[Records from a data collection]
○ ○ ○ ○ ○ ○ ○

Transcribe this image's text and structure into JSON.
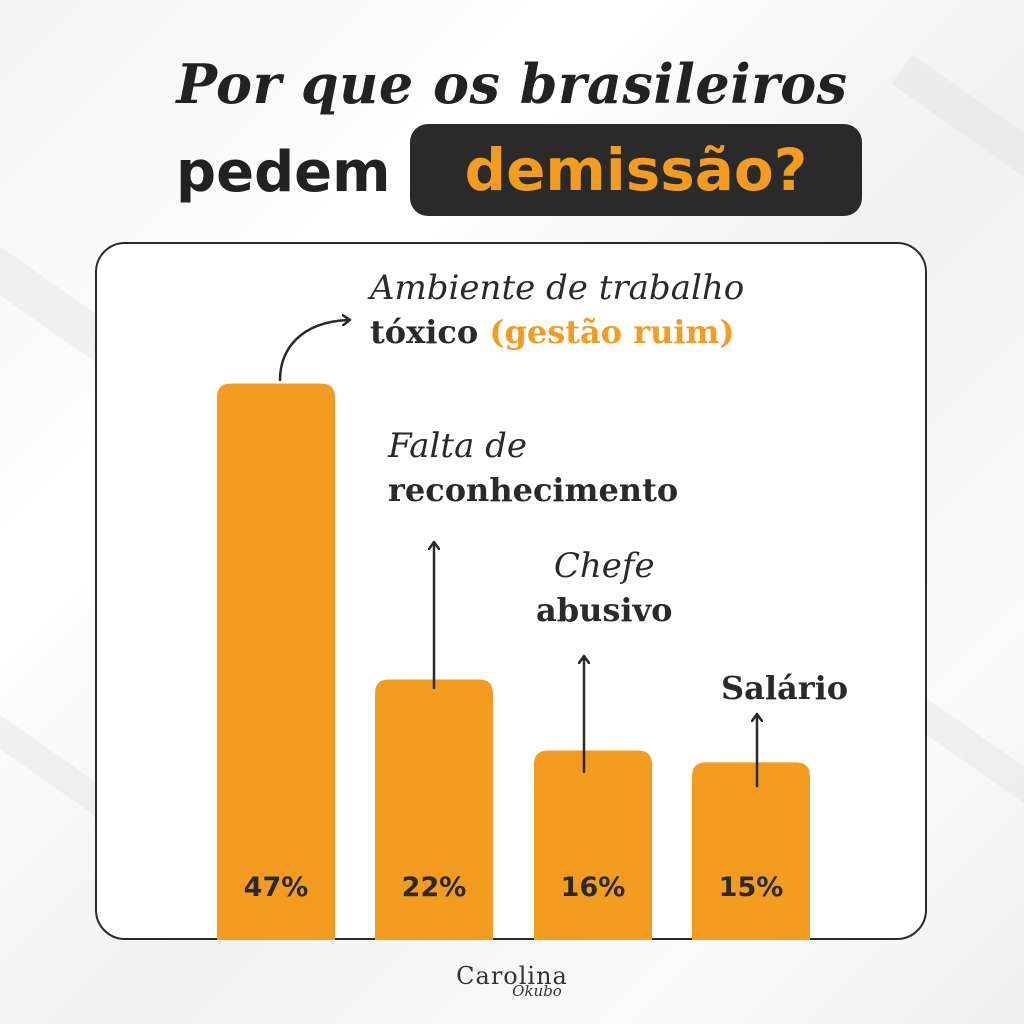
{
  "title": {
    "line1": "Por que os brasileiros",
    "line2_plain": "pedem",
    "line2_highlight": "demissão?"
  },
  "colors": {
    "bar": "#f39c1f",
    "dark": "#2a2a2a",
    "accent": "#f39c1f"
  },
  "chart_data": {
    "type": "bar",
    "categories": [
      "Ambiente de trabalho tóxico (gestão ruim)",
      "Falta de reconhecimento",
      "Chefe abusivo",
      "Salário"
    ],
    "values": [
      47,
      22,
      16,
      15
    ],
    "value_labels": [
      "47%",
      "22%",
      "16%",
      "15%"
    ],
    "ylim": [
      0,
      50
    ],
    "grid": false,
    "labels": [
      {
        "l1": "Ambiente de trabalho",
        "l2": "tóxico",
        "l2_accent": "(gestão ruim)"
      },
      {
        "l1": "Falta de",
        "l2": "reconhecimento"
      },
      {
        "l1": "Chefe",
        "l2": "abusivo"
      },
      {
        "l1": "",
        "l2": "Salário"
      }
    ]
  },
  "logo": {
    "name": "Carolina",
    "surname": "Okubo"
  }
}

○ ○ ○ ○ ○ ○ ○

Report only how many lines in the records contain the word "ruim".

2